> **STATED GOAL**:
Set down all of the data that follows word for word, without the images.

>> begin

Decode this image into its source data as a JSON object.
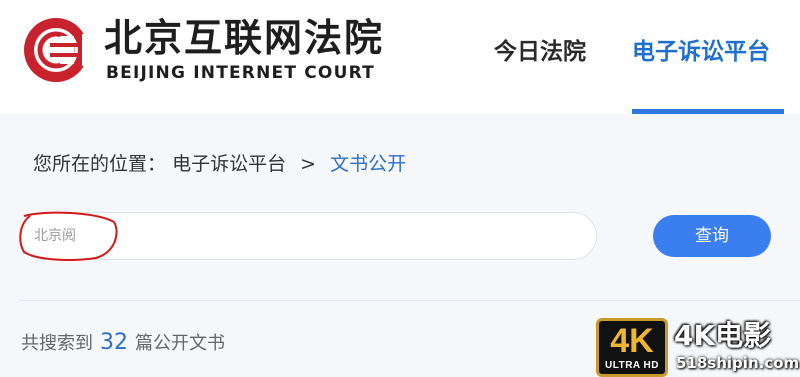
{
  "header": {
    "title": "北京互联网法院",
    "subtitle": "BEIJING INTERNET COURT",
    "nav": [
      {
        "label": "今日法院"
      },
      {
        "label": "电子诉讼平台",
        "active": true
      }
    ],
    "accent_color": "#2f78e0",
    "logo_color": "#c8232c"
  },
  "breadcrumb": {
    "prefix": "您所在的位置：",
    "items": [
      "电子诉讼平台",
      "文书公开"
    ],
    "separator": ">"
  },
  "search": {
    "value": "",
    "placeholder": "北京阅",
    "button_label": "查询"
  },
  "results": {
    "prefix": "共搜索到",
    "count": "32",
    "suffix": "篇公开文书"
  },
  "watermark": {
    "badge_big": "4K",
    "badge_small": "ULTRA HD",
    "title": "4K电影",
    "url": "518shipin.com"
  }
}
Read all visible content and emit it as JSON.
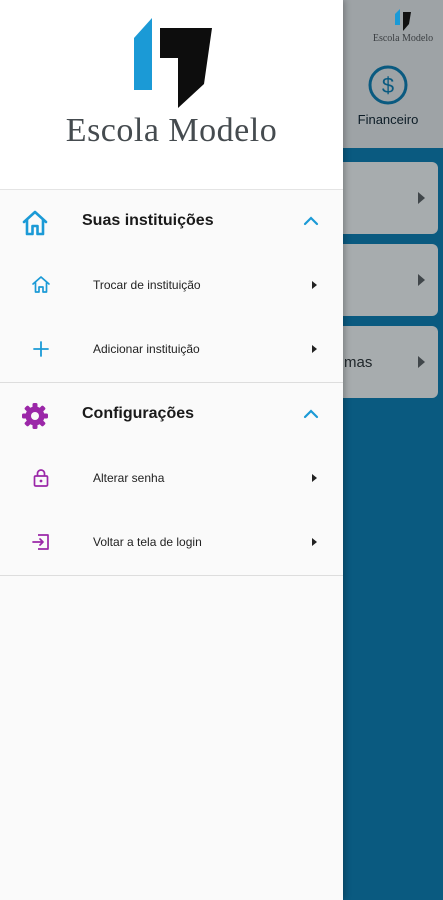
{
  "background": {
    "logo_text": "Escola Modelo",
    "financeiro_label": "Financeiro",
    "card3_partial_text": "mas"
  },
  "drawer": {
    "logo_text": "Escola Modelo",
    "sections": [
      {
        "title": "Suas instituições",
        "icon": "home-icon",
        "color": "#1b9ad6",
        "items": [
          {
            "label": "Trocar de instituição",
            "icon": "home-outline-icon"
          },
          {
            "label": "Adicionar instituição",
            "icon": "plus-icon"
          }
        ]
      },
      {
        "title": "Configurações",
        "icon": "gear-icon",
        "color": "#9b27a8",
        "items": [
          {
            "label": "Alterar senha",
            "icon": "lock-icon"
          },
          {
            "label": "Voltar a tela de login",
            "icon": "login-icon"
          }
        ]
      }
    ]
  },
  "colors": {
    "accent_blue": "#1b9ad6",
    "accent_purple": "#9b27a8",
    "background_teal": "#0a5a80"
  }
}
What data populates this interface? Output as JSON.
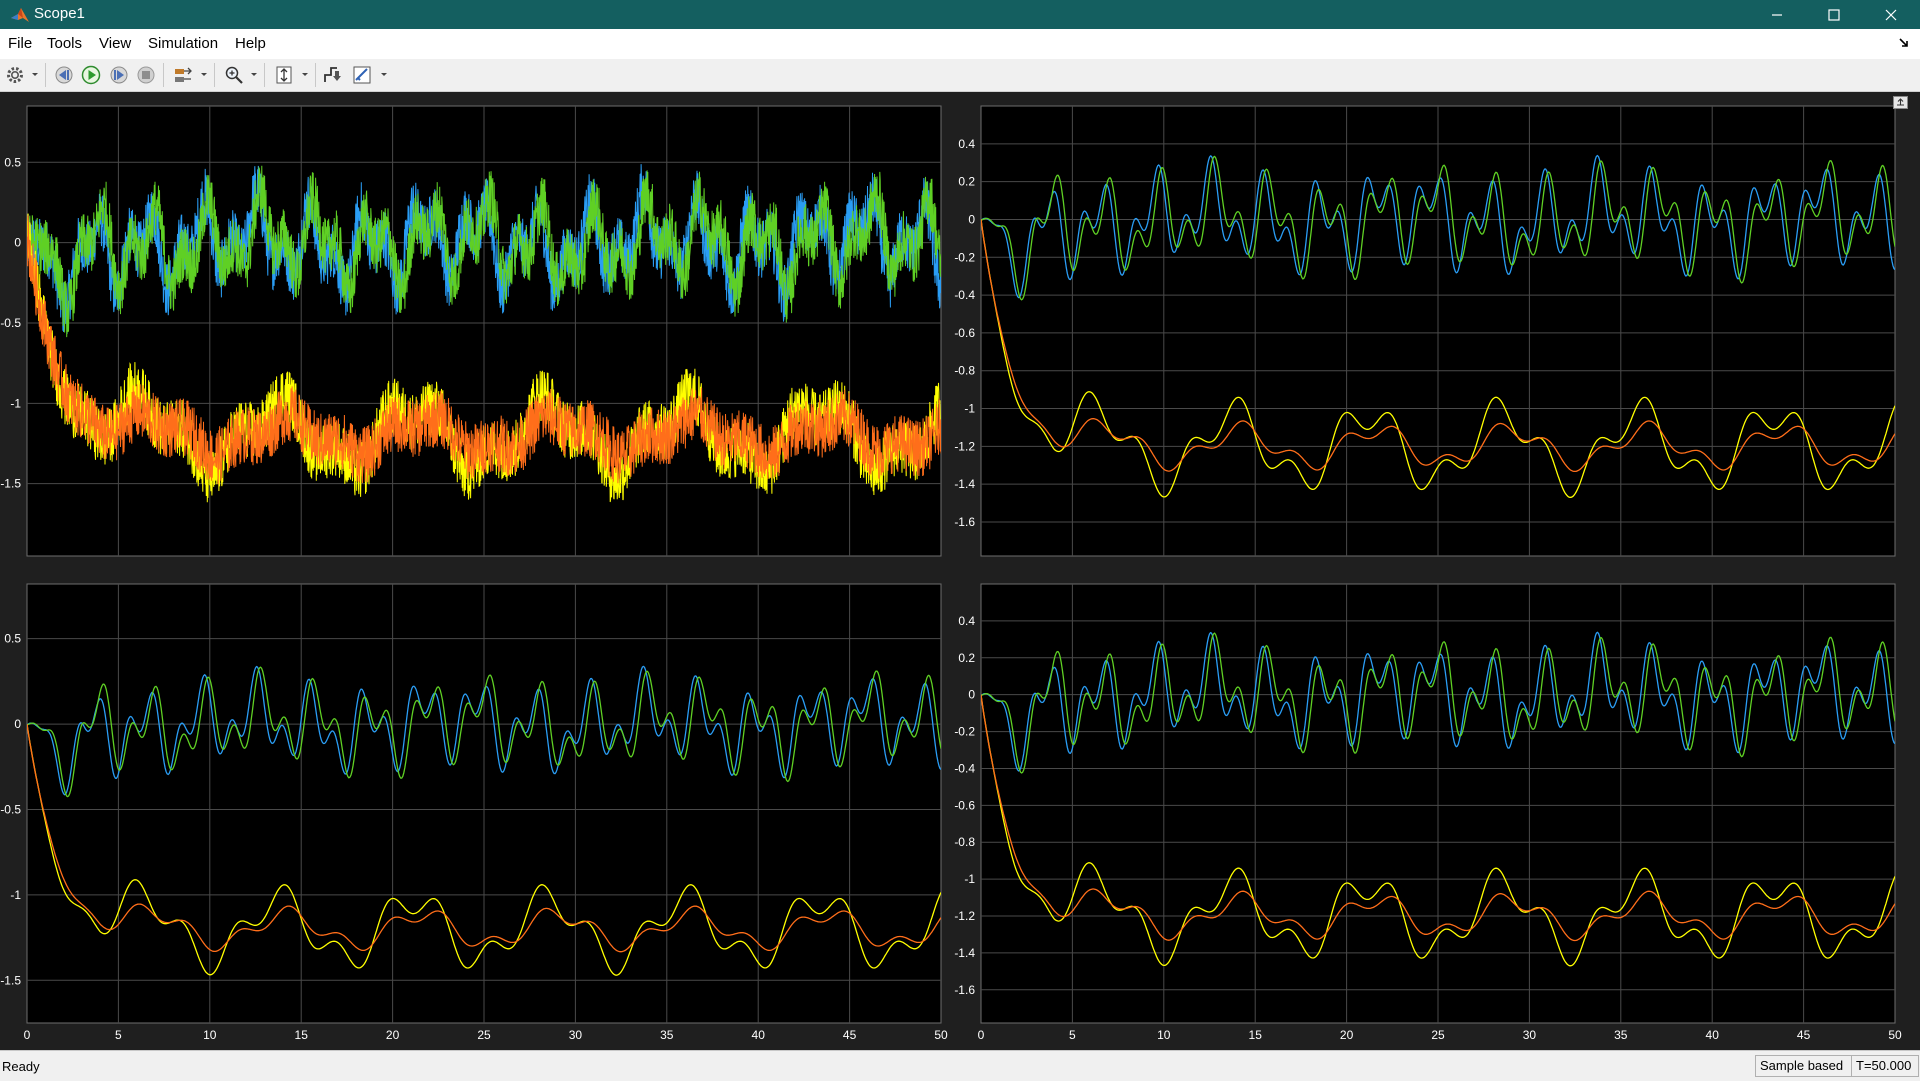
{
  "window": {
    "title": "Scope1",
    "app_icon": "matlab-icon",
    "controls": [
      "minimize-icon",
      "maximize-icon",
      "close-icon"
    ],
    "titlebar_color": "#145f60"
  },
  "menu": {
    "items": [
      "File",
      "Tools",
      "View",
      "Simulation",
      "Help"
    ],
    "dock_icon": "dock-arrow-icon"
  },
  "toolbar": {
    "buttons": [
      "settings-gear-icon",
      "step-back-icon",
      "run-icon",
      "step-forward-icon",
      "stop-icon",
      "signal-routing-icon",
      "zoom-in-icon",
      "scale-axes-icon",
      "triggers-icon",
      "cursor-measurements-icon"
    ]
  },
  "status": {
    "text": "Ready",
    "mode": "Sample based",
    "time": "T=50.000"
  },
  "plot_style": {
    "background": "#000000",
    "grid": "#4a4a4a",
    "axis_text": "#ffffff",
    "colors": {
      "blue": "#2a9df4",
      "green": "#5fd024",
      "yellow": "#ffff00",
      "orange": "#ff6e1a"
    }
  },
  "chart_data": [
    {
      "type": "line",
      "position": "top-left",
      "xlim": [
        0,
        50
      ],
      "ylim": [
        -1.95,
        0.85
      ],
      "xticks": [
        0,
        5,
        10,
        15,
        20,
        25,
        30,
        35,
        40,
        45,
        50
      ],
      "yticks": [
        -1.5,
        -1,
        -0.5,
        0,
        0.5
      ],
      "ytick_labels": [
        "-1.5",
        "-1",
        "-0.5",
        "0",
        "0.5"
      ],
      "xtick_labels": [],
      "grid": true,
      "noise": 0.18,
      "series": [
        {
          "color": "blue",
          "kind": "osc",
          "phase": 0.7,
          "start": 0
        },
        {
          "color": "green",
          "kind": "osc",
          "phase": 0,
          "start": 0
        },
        {
          "color": "yellow",
          "kind": "decay",
          "phase": 0.4,
          "start": 0.1
        },
        {
          "color": "orange",
          "kind": "decay",
          "phase": 0,
          "start": 0.05
        }
      ]
    },
    {
      "type": "line",
      "position": "top-right",
      "xlim": [
        0,
        50
      ],
      "ylim": [
        -1.78,
        0.6
      ],
      "xticks": [
        0,
        5,
        10,
        15,
        20,
        25,
        30,
        35,
        40,
        45,
        50
      ],
      "yticks": [
        -1.6,
        -1.4,
        -1.2,
        -1,
        -0.8,
        -0.6,
        -0.4,
        -0.2,
        0,
        0.2,
        0.4
      ],
      "ytick_labels": [
        "-1.6",
        "-1.4",
        "-1.2",
        "-1",
        "-0.8",
        "-0.6",
        "-0.4",
        "-0.2",
        "0",
        "0.2",
        "0.4"
      ],
      "xtick_labels": [],
      "grid": true,
      "noise": 0,
      "series": [
        {
          "color": "blue",
          "kind": "osc",
          "phase": 0.7,
          "start": 0
        },
        {
          "color": "green",
          "kind": "osc",
          "phase": 0,
          "start": 0
        },
        {
          "color": "yellow",
          "kind": "decay",
          "phase": 0.4,
          "start": 0
        },
        {
          "color": "orange",
          "kind": "decay",
          "phase": 0,
          "start": 0
        }
      ]
    },
    {
      "type": "line",
      "position": "bottom-left",
      "xlim": [
        0,
        50
      ],
      "ylim": [
        -1.75,
        0.82
      ],
      "xticks": [
        0,
        5,
        10,
        15,
        20,
        25,
        30,
        35,
        40,
        45,
        50
      ],
      "yticks": [
        -1.5,
        -1,
        -0.5,
        0,
        0.5
      ],
      "ytick_labels": [
        "-1.5",
        "-1",
        "-0.5",
        "0",
        "0.5"
      ],
      "xtick_labels": [
        "0",
        "5",
        "10",
        "15",
        "20",
        "25",
        "30",
        "35",
        "40",
        "45",
        "50"
      ],
      "grid": true,
      "noise": 0,
      "series": [
        {
          "color": "blue",
          "kind": "osc",
          "phase": 0.7,
          "start": 0
        },
        {
          "color": "green",
          "kind": "osc",
          "phase": 0,
          "start": 0
        },
        {
          "color": "yellow",
          "kind": "decay",
          "phase": 0.4,
          "start": 0
        },
        {
          "color": "orange",
          "kind": "decay",
          "phase": 0,
          "start": 0
        }
      ]
    },
    {
      "type": "line",
      "position": "bottom-right",
      "xlim": [
        0,
        50
      ],
      "ylim": [
        -1.78,
        0.6
      ],
      "xticks": [
        0,
        5,
        10,
        15,
        20,
        25,
        30,
        35,
        40,
        45,
        50
      ],
      "yticks": [
        -1.6,
        -1.4,
        -1.2,
        -1,
        -0.8,
        -0.6,
        -0.4,
        -0.2,
        0,
        0.2,
        0.4
      ],
      "ytick_labels": [
        "-1.6",
        "-1.4",
        "-1.2",
        "-1",
        "-0.8",
        "-0.6",
        "-0.4",
        "-0.2",
        "0",
        "0.2",
        "0.4"
      ],
      "xtick_labels": [
        "0",
        "5",
        "10",
        "15",
        "20",
        "25",
        "30",
        "35",
        "40",
        "45",
        "50"
      ],
      "grid": true,
      "noise": 0,
      "series": [
        {
          "color": "blue",
          "kind": "osc",
          "phase": 0.7,
          "start": 0
        },
        {
          "color": "green",
          "kind": "osc",
          "phase": 0,
          "start": 0
        },
        {
          "color": "yellow",
          "kind": "decay",
          "phase": 0.4,
          "start": 0
        },
        {
          "color": "orange",
          "kind": "decay",
          "phase": 0,
          "start": 0
        }
      ]
    }
  ]
}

>> end

> **COMPLETE OUTPUT**:
Decode this image into its source data as a JSON object.
{
  "header": {
    "title": "北京互联网法院",
    "subtitle": "BEIJING INTERNET COURT",
    "nav": [
      {
        "label": "今日法院"
      },
      {
        "label": "电子诉讼平台",
        "active": true
      }
    ],
    "accent_color": "#2f78e0",
    "logo_color": "#c8232c"
  },
  "breadcrumb": {
    "prefix": "您所在的位置：",
    "items": [
      "电子诉讼平台",
      "文书公开"
    ],
    "separator": ">"
  },
  "search": {
    "value": "",
    "placeholder": "北京阅",
    "button_label": "查询"
  },
  "results": {
    "prefix": "共搜索到",
    "count": "32",
    "suffix": "篇公开文书"
  },
  "watermark": {
    "badge_big": "4K",
    "badge_small": "ULTRA HD",
    "title": "4K电影",
    "url": "518shipin.com"
  }
}
Read all visible content and emit it as JSON.
{
  "background": {
    "logo_text": "Escola Modelo",
    "financeiro_label": "Financeiro",
    "card3_partial_text": "mas"
  },
  "drawer": {
    "logo_text": "Escola Modelo",
    "sections": [
      {
        "title": "Suas instituições",
        "icon": "home-icon",
        "color": "#1b9ad6",
        "items": [
          {
            "label": "Trocar de instituição",
            "icon": "home-outline-icon"
          },
          {
            "label": "Adicionar instituição",
            "icon": "plus-icon"
          }
        ]
      },
      {
        "title": "Configurações",
        "icon": "gear-icon",
        "color": "#9b27a8",
        "items": [
          {
            "label": "Alterar senha",
            "icon": "lock-icon"
          },
          {
            "label": "Voltar a tela de login",
            "icon": "login-icon"
          }
        ]
      }
    ]
  },
  "colors": {
    "accent_blue": "#1b9ad6",
    "accent_purple": "#9b27a8",
    "background_teal": "#0a5a80"
  }
}
What data populates this interface? Output as JSON.
{
  "window": {
    "title": "Scope1",
    "app_icon": "matlab-icon",
    "controls": [
      "minimize-icon",
      "maximize-icon",
      "close-icon"
    ],
    "titlebar_color": "#145f60"
  },
  "menu": {
    "items": [
      "File",
      "Tools",
      "View",
      "Simulation",
      "Help"
    ],
    "dock_icon": "dock-arrow-icon"
  },
  "toolbar": {
    "buttons": [
      "settings-gear-icon",
      "step-back-icon",
      "run-icon",
      "step-forward-icon",
      "stop-icon",
      "signal-routing-icon",
      "zoom-in-icon",
      "scale-axes-icon",
      "triggers-icon",
      "cursor-measurements-icon"
    ]
  },
  "status": {
    "text": "Ready",
    "mode": "Sample based",
    "time": "T=50.000"
  },
  "plot_style": {
    "background": "#000000",
    "grid": "#4a4a4a",
    "axis_text": "#ffffff",
    "colors": {
      "blue": "#2a9df4",
      "green": "#5fd024",
      "yellow": "#ffff00",
      "orange": "#ff6e1a"
    }
  },
  "chart_data": [
    {
      "type": "line",
      "position": "top-left",
      "xlim": [
        0,
        50
      ],
      "ylim": [
        -1.95,
        0.85
      ],
      "xticks": [
        0,
        5,
        10,
        15,
        20,
        25,
        30,
        35,
        40,
        45,
        50
      ],
      "yticks": [
        -1.5,
        -1,
        -0.5,
        0,
        0.5
      ],
      "ytick_labels": [
        "-1.5",
        "-1",
        "-0.5",
        "0",
        "0.5"
      ],
      "xtick_labels": [],
      "grid": true,
      "noise": 0.18,
      "series": [
        {
          "color": "blue",
          "kind": "osc",
          "phase": 0.7,
          "start": 0
        },
        {
          "color": "green",
          "kind": "osc",
          "phase": 0,
          "start": 0
        },
        {
          "color": "yellow",
          "kind": "decay",
          "phase": 0.4,
          "start": 0.1
        },
        {
          "color": "orange",
          "kind": "decay",
          "phase": 0,
          "start": 0.05
        }
      ]
    },
    {
      "type": "line",
      "position": "top-right",
      "xlim": [
        0,
        50
      ],
      "ylim": [
        -1.78,
        0.6
      ],
      "xticks": [
        0,
        5,
        10,
        15,
        20,
        25,
        30,
        35,
        40,
        45,
        50
      ],
      "yticks": [
        -1.6,
        -1.4,
        -1.2,
        -1,
        -0.8,
        -0.6,
        -0.4,
        -0.2,
        0,
        0.2,
        0.4
      ],
      "ytick_labels": [
        "-1.6",
        "-1.4",
        "-1.2",
        "-1",
        "-0.8",
        "-0.6",
        "-0.4",
        "-0.2",
        "0",
        "0.2",
        "0.4"
      ],
      "xtick_labels": [],
      "grid": true,
      "noise": 0,
      "series": [
        {
          "color": "blue",
          "kind": "osc",
          "phase": 0.7,
          "start": 0
        },
        {
          "color": "green",
          "kind": "osc",
          "phase": 0,
          "start": 0
        },
        {
          "color": "yellow",
          "kind": "decay",
          "phase": 0.4,
          "start": 0
        },
        {
          "color": "orange",
          "kind": "decay",
          "phase": 0,
          "start": 0
        }
      ]
    },
    {
      "type": "line",
      "position": "bottom-left",
      "xlim": [
        0,
        50
      ],
      "ylim": [
        -1.75,
        0.82
      ],
      "xticks": [
        0,
        5,
        10,
        15,
        20,
        25,
        30,
        35,
        40,
        45,
        50
      ],
      "yticks": [
        -1.5,
        -1,
        -0.5,
        0,
        0.5
      ],
      "ytick_labels": [
        "-1.5",
        "-1",
        "-0.5",
        "0",
        "0.5"
      ],
      "xtick_labels": [
        "0",
        "5",
        "10",
        "15",
        "20",
        "25",
        "30",
        "35",
        "40",
        "45",
        "50"
      ],
      "grid": true,
      "noise": 0,
      "series": [
        {
          "color": "blue",
          "kind": "osc",
          "phase": 0.7,
          "start": 0
        },
        {
          "color": "green",
          "kind": "osc",
          "phase": 0,
          "start": 0
        },
        {
          "color": "yellow",
          "kind": "decay",
          "phase": 0.4,
          "start": 0
        },
        {
          "color": "orange",
          "kind": "decay",
          "phase": 0,
          "start": 0
        }
      ]
    },
    {
      "type": "line",
      "position": "bottom-right",
      "xlim": [
        0,
        50
      ],
      "ylim": [
        -1.78,
        0.6
      ],
      "xticks": [
        0,
        5,
        10,
        15,
        20,
        25,
        30,
        35,
        40,
        45,
        50
      ],
      "yticks": [
        -1.6,
        -1.4,
        -1.2,
        -1,
        -0.8,
        -0.6,
        -0.4,
        -0.2,
        0,
        0.2,
        0.4
      ],
      "ytick_labels": [
        "-1.6",
        "-1.4",
        "-1.2",
        "-1",
        "-0.8",
        "-0.6",
        "-0.4",
        "-0.2",
        "0",
        "0.2",
        "0.4"
      ],
      "xtick_labels": [
        "0",
        "5",
        "10",
        "15",
        "20",
        "25",
        "30",
        "35",
        "40",
        "45",
        "50"
      ],
      "grid": true,
      "noise": 0,
      "series": [
        {
          "color": "blue",
          "kind": "osc",
          "phase": 0.7,
          "start": 0
        },
        {
          "color": "green",
          "kind": "osc",
          "phase": 0,
          "start": 0
        },
        {
          "color": "yellow",
          "kind": "decay",
          "phase": 0.4,
          "start": 0
        },
        {
          "color": "orange",
          "kind": "decay",
          "phase": 0,
          "start": 0
        }
      ]
    }
  ]
}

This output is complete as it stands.